═══ INPUT ═══

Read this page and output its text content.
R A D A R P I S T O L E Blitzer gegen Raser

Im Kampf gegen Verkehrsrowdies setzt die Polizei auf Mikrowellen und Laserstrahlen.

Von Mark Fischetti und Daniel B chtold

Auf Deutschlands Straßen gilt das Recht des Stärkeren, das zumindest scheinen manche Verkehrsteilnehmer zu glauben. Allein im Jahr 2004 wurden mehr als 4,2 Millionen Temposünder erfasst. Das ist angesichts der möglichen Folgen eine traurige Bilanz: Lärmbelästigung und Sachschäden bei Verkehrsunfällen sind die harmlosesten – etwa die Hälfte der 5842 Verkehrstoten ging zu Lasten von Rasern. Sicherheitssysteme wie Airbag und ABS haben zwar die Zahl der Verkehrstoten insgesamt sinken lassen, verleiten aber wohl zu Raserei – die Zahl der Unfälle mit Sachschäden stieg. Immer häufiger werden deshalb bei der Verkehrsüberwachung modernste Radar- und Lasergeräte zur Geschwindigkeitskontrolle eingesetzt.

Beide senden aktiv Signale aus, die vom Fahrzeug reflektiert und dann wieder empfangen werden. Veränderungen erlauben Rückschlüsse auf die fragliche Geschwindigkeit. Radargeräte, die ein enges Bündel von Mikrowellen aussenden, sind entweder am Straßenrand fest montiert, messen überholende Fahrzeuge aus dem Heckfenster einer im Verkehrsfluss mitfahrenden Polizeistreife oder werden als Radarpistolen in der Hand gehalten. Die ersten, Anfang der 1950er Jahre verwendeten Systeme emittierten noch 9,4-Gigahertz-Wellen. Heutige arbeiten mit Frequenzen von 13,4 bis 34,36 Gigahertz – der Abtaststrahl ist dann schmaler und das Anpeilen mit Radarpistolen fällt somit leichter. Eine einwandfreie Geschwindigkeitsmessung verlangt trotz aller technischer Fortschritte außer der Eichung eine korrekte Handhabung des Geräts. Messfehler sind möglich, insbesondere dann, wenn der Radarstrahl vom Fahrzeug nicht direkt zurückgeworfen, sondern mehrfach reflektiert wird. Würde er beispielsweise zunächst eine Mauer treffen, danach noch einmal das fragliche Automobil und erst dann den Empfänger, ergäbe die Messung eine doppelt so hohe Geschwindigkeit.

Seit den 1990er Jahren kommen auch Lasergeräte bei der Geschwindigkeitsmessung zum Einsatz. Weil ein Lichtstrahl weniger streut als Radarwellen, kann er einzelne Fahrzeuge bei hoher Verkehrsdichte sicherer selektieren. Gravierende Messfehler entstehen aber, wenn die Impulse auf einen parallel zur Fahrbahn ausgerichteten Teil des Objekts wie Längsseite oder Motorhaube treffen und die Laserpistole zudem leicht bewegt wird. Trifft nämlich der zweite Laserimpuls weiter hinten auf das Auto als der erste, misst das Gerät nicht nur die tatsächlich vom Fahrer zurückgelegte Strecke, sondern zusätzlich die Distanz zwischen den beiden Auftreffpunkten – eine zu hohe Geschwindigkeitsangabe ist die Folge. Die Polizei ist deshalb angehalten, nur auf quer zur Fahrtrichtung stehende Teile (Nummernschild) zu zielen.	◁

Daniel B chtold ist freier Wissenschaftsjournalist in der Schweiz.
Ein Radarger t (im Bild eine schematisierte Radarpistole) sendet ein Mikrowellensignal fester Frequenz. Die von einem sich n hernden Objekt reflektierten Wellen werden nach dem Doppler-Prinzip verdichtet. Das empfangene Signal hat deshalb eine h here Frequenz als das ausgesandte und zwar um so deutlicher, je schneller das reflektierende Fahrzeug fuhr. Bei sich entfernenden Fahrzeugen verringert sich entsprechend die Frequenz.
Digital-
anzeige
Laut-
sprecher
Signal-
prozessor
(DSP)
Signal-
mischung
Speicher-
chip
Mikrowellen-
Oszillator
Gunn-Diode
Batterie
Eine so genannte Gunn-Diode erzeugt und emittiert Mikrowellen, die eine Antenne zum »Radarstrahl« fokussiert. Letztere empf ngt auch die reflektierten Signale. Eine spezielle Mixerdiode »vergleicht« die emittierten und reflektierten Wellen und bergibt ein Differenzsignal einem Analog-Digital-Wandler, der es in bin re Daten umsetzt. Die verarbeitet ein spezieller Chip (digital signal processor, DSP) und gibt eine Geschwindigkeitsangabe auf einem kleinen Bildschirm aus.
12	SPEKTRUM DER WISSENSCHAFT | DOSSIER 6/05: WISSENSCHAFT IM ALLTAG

═══

- DIRECTION: Pick out the lines containing the word "Daniel" and show them.

- FINISHED EXERCISE:
Von Mark Fischetti und Daniel B chtold
Daniel B chtold ist freier Wissenschaftsjournalist in der Schweiz.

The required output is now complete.